▶ [WHAT THE TASK ASKS] Make an exact copy of all the material below, apart from the pictures.

▶ [DATA SUPPLIED]
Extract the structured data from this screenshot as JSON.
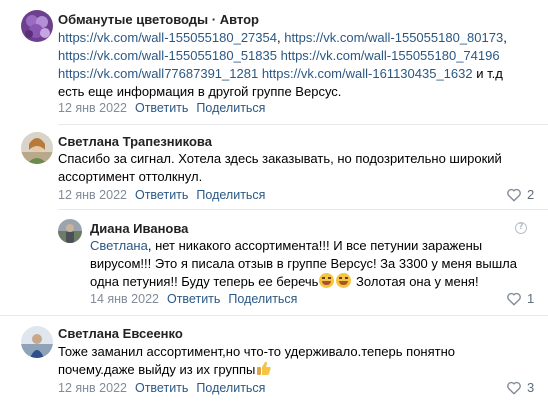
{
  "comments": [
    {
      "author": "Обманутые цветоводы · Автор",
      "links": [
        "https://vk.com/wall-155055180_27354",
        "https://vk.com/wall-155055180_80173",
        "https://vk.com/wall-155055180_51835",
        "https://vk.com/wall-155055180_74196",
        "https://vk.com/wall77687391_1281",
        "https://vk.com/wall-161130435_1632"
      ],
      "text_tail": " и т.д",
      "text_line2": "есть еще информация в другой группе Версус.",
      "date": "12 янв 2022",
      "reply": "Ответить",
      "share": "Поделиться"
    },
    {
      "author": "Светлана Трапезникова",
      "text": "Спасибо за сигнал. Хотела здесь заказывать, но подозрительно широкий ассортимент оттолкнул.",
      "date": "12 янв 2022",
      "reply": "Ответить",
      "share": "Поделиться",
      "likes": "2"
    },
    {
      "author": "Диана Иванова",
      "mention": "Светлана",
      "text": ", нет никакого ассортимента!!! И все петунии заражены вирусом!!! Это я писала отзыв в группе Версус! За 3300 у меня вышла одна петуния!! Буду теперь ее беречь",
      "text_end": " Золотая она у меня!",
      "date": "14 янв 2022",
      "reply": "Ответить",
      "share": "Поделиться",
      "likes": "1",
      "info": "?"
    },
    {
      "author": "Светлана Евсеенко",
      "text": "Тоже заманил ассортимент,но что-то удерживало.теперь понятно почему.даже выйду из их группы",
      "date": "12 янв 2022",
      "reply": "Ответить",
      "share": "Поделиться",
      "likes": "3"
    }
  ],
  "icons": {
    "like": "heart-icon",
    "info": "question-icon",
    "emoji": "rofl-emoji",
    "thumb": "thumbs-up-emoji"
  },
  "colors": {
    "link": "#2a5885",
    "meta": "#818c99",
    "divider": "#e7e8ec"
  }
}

▶ [RESULT]
Extract the structured data from this screenshot as JSON.
{
  "comments": [
    {
      "author": "Обманутые цветоводы · Автор",
      "links": [
        "https://vk.com/wall-155055180_27354",
        "https://vk.com/wall-155055180_80173",
        "https://vk.com/wall-155055180_51835",
        "https://vk.com/wall-155055180_74196",
        "https://vk.com/wall77687391_1281",
        "https://vk.com/wall-161130435_1632"
      ],
      "text_tail": " и т.д",
      "text_line2": "есть еще информация в другой группе Версус.",
      "date": "12 янв 2022",
      "reply": "Ответить",
      "share": "Поделиться"
    },
    {
      "author": "Светлана Трапезникова",
      "text": "Спасибо за сигнал. Хотела здесь заказывать, но подозрительно широкий ассортимент оттолкнул.",
      "date": "12 янв 2022",
      "reply": "Ответить",
      "share": "Поделиться",
      "likes": "2"
    },
    {
      "author": "Диана Иванова",
      "mention": "Светлана",
      "text": ", нет никакого ассортимента!!! И все петунии заражены вирусом!!! Это я писала отзыв в группе Версус! За 3300 у меня вышла одна петуния!! Буду теперь ее беречь",
      "text_end": " Золотая она у меня!",
      "date": "14 янв 2022",
      "reply": "Ответить",
      "share": "Поделиться",
      "likes": "1",
      "info": "?"
    },
    {
      "author": "Светлана Евсеенко",
      "text": "Тоже заманил ассортимент,но что-то удерживало.теперь понятно почему.даже выйду из их группы",
      "date": "12 янв 2022",
      "reply": "Ответить",
      "share": "Поделиться",
      "likes": "3"
    }
  ],
  "icons": {
    "like": "heart-icon",
    "info": "question-icon",
    "emoji": "rofl-emoji",
    "thumb": "thumbs-up-emoji"
  },
  "colors": {
    "link": "#2a5885",
    "meta": "#818c99",
    "divider": "#e7e8ec"
  }
}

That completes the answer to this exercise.